— OBJECTIVE —
Within the material below, find each line bearing the word "this" and present it.

— PROVIDED DATA —
Begin

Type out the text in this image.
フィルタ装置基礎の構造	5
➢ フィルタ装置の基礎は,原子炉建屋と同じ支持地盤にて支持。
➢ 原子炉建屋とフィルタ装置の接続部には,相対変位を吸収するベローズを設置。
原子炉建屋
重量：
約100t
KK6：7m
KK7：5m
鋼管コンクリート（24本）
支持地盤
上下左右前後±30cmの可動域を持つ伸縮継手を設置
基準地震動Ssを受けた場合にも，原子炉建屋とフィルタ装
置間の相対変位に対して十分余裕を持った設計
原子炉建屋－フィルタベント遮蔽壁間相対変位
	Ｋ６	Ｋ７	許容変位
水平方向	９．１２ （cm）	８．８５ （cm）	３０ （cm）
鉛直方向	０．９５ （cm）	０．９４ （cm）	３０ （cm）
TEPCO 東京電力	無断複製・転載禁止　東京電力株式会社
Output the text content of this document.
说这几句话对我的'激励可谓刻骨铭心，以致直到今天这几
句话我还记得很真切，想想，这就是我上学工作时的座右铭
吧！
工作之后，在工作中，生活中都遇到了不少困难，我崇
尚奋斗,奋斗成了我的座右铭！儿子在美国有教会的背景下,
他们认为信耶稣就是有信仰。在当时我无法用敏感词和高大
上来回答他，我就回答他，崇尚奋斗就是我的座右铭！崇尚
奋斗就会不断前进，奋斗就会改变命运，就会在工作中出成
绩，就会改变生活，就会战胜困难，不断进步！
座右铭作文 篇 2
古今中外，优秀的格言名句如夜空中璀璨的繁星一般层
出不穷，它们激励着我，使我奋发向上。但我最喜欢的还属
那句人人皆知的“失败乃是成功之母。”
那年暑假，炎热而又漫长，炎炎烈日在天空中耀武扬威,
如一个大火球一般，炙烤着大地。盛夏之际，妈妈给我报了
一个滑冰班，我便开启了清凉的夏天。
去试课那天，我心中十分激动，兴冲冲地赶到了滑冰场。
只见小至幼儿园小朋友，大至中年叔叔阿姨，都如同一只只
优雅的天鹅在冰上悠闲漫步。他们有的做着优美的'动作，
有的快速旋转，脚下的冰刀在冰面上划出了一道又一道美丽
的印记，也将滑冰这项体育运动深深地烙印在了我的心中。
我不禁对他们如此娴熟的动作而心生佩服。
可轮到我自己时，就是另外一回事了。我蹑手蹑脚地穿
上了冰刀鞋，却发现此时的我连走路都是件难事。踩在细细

End

— ANSWER BELOW —
Type out the text in this image.
Output the text content of this document.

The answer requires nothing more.